# BRIEF
For this exercise, copy out each line of the material below that includes "name".

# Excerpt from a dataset
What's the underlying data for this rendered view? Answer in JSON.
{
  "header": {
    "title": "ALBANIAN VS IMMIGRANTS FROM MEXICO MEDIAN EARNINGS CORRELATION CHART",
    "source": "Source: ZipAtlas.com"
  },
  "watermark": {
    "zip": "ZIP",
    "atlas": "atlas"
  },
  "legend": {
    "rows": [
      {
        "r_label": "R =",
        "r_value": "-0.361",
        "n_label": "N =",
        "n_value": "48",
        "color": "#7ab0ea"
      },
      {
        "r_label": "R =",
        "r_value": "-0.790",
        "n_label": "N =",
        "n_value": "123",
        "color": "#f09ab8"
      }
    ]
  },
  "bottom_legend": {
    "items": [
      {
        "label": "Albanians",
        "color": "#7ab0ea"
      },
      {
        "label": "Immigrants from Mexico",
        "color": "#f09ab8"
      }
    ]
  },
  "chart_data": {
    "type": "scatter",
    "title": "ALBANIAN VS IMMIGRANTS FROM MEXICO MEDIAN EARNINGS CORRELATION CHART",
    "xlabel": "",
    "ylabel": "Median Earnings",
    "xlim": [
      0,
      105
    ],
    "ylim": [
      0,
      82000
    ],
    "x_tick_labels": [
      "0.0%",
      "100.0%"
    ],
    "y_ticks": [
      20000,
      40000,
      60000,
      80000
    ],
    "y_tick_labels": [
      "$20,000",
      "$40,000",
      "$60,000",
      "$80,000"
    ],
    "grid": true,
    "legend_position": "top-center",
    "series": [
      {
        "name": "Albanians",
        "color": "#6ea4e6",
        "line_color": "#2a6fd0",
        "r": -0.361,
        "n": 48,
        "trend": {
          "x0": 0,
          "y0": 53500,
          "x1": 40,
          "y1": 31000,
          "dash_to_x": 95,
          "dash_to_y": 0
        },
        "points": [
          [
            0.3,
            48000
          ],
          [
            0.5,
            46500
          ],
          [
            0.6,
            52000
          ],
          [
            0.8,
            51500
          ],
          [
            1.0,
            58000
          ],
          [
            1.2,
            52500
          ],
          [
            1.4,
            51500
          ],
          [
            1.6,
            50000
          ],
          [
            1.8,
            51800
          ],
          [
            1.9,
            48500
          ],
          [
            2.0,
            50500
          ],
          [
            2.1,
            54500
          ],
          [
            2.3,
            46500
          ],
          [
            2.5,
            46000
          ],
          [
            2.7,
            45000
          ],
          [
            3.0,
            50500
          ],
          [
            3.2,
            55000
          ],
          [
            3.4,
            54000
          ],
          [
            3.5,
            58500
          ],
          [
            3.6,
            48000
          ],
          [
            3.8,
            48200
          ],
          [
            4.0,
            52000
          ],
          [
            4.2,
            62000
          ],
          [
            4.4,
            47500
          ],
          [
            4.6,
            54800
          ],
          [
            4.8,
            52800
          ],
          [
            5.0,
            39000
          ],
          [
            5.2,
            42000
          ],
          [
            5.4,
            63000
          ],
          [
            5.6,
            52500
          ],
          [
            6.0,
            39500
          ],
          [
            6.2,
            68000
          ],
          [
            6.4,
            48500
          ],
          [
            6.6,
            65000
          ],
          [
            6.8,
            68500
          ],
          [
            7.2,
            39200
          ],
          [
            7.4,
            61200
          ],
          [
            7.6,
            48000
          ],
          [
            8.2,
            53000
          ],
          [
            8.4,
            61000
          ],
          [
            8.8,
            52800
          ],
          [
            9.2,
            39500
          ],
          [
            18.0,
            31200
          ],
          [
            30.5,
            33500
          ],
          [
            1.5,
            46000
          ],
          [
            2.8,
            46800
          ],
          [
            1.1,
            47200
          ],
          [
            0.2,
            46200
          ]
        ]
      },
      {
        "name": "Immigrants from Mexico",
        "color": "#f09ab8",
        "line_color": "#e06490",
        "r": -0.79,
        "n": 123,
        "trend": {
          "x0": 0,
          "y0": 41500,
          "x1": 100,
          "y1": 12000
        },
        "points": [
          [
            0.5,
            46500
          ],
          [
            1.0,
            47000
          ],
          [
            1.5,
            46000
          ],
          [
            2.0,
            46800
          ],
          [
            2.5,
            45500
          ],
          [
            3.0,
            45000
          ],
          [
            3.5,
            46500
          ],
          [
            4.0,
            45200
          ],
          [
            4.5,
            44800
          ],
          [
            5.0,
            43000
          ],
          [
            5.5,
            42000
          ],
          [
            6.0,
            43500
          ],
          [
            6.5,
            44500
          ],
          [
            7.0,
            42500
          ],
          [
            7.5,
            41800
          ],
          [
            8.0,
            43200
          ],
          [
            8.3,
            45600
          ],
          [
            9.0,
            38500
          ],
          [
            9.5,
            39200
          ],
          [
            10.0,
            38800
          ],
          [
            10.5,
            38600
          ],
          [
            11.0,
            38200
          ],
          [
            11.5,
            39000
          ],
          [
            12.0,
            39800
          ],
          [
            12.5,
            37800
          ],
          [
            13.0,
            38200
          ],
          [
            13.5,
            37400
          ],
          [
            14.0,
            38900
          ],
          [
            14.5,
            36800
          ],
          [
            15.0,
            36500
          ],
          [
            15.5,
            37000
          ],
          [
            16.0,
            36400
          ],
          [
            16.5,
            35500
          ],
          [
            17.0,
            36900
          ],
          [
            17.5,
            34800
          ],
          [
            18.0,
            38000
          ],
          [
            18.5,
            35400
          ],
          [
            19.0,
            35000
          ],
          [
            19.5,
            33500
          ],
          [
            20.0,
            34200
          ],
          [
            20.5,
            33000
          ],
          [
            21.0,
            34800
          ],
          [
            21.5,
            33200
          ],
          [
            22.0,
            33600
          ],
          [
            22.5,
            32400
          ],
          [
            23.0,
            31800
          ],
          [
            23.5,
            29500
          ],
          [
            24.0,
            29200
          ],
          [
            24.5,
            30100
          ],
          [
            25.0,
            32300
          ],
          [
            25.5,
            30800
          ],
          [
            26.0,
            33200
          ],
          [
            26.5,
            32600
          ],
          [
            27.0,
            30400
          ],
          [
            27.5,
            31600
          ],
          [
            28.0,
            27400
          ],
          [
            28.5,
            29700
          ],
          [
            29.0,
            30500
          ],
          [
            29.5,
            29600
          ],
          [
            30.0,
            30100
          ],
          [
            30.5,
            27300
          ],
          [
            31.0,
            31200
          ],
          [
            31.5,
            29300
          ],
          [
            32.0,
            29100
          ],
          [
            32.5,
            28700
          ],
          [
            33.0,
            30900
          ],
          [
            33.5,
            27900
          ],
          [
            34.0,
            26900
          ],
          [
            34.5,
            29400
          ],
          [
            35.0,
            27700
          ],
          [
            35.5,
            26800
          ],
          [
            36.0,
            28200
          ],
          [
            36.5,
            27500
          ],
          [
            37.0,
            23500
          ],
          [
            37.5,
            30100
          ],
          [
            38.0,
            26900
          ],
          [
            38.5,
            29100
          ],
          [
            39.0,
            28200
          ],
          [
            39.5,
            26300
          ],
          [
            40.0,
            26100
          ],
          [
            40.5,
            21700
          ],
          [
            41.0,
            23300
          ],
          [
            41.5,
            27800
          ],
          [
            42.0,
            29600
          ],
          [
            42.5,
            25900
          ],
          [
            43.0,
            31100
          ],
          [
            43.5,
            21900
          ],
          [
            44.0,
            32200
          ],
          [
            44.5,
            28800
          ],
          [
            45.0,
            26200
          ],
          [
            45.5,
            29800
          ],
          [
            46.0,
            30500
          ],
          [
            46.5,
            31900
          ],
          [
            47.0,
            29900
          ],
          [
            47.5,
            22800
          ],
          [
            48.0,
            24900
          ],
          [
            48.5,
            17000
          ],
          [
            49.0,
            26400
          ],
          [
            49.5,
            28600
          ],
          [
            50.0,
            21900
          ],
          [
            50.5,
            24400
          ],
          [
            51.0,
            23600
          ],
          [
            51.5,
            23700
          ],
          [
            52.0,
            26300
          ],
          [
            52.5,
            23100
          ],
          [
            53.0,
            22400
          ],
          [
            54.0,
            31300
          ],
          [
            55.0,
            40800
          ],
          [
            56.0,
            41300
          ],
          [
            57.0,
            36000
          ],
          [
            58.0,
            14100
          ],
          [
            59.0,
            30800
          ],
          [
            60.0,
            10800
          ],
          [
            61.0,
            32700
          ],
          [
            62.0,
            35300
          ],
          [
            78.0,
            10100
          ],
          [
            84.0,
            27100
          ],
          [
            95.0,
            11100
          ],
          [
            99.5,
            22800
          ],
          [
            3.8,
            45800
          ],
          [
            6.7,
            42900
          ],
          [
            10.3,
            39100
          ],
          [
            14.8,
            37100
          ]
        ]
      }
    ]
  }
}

# COMPLETE ANSWER
        "name": "Albanians",
        "name": "Immigrants from Mexico",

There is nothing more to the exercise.